**Excerpt provided**

The old saying goes that only two things in life are certain - death and taxes. Let’s add to this the power of wind.
Throughout the world, the frequency and intensity of storms are increasing, and with that, the devastation that follows. Therefore the branch of science dealing with wind loads on buildings is becoming more important than ever.
The latest wind research
Coresteel’s in-house Head Engineer Kerry McCollum, recently attended a ‘wind load and structures’ seminar in Auckland.
“While there is a lot that we do know, I was really surprised to learn that the science of aerodynamics around a building is so complex that scientists know more about the structure of black holes than they do about the complex interaction of wind around a building,” says Kerry.
The seminar was led by Professor Richard Flay, an internationally renowned mechanical engineer and expert in the science of ‘bluff body aerodynamics’ ( the science of wind loads on buildings). “Prof Flay is part of the team that developed new instrumentation to measure the wind environment around buildings. Plus his expertise contributed to New Zealand’s successful America’s Cup win, when testing the boat’s Cyclors in The University of Auckland’s wind tunnel.”
So what is Coresteel doing to engineer for wind?

**What you need to do**
#1 Copy the part of the wind load article that begins at the words "The seminar was" and stops after "engineer for wind?", replacing "seminar" with "workshop".
#2 In the wind load article, where was the seminar that Kerry McCollum attended held?
#3 Write what comes next in the wind load article after its final sentence.
The listing is separate from the wind load article.

**Data**

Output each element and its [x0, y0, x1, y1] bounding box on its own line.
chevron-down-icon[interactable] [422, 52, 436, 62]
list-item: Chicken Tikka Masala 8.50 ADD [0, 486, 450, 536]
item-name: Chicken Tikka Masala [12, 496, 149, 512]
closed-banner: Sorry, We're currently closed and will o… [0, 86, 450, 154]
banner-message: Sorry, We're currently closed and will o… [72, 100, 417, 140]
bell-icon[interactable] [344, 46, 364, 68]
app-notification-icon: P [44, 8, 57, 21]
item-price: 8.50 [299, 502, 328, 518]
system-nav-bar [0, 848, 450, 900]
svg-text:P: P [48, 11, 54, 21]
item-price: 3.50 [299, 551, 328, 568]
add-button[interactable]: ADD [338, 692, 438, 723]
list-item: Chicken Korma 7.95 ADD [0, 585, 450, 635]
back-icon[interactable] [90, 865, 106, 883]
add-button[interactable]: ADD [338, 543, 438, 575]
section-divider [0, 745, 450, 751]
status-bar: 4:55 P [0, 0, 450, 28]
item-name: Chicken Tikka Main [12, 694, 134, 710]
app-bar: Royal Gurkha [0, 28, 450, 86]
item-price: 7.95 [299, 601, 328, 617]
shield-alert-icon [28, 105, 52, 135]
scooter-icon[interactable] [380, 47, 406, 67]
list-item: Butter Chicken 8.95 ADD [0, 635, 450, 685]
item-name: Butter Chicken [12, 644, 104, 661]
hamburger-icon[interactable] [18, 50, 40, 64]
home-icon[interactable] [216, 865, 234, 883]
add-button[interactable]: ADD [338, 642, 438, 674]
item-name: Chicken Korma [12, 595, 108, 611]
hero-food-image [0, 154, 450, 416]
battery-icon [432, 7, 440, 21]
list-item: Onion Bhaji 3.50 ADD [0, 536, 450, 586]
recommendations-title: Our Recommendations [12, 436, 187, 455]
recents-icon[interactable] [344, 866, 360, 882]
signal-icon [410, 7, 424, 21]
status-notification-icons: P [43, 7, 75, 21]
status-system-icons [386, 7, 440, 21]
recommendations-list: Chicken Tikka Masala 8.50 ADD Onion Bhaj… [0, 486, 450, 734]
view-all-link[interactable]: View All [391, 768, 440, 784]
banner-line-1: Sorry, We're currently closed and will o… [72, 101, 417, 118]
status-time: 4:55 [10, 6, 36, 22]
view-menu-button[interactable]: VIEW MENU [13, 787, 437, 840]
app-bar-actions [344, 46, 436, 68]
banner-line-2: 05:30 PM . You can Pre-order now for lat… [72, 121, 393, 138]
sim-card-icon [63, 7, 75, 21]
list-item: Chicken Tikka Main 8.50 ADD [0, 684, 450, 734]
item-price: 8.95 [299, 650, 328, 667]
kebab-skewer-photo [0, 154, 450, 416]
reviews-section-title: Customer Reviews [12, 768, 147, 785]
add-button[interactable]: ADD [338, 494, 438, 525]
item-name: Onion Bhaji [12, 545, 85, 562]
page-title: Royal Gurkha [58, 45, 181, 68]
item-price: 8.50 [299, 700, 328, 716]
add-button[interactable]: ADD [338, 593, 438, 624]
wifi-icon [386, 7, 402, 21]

**Answers to each task**
#1
The workshop was led by Professor Richard Flay, an internationally renowned mechanical engineer and expert in the science of ‘bluff body aerodynamics’ ( the science of wind loads on buildings). “Prof Flay is part of the team that developed new instrumentation to measure the wind environment around buildings. Plus his expertise contributed to New Zealand’s successful America’s Cup win, when testing the boat’s Cyclors in The University of Auckland’s wind tunnel.”
So what is Coresteel doing to engineer for wind?

#2 In Auckland.

#3
“By knowing how wind and buildings interact, we can increase the efficient use of materials to value engineer buildings. But this isn’t a simple calculation. In fact, there are a number of properties to take into account. Simplifying the process to the basics, we need; dimensions, orientation, location, topography, wind speed and shielding (level of other buildings or landscape features around your building).”
The future of structural bracing
In addition to the standard engineering calculations, an innovation from Coresteel’s sister company Shed Fix, DonoBrace is a cost-effective way to resist lateral wind loads to prevent the collapse of buildings.
“Going back to Prof Flay’s work on Team New Zealand’s yacht, our new product, DonoBrace, is a great comparison to the rigging of a yacht, which uses tension to hold the mast in place.”
“DonoBrace has been dynamically tested for both wind loads and is also New Zealand’s only rod-bracing system to be dynamically tested to simulate behaviour in earthquakes.”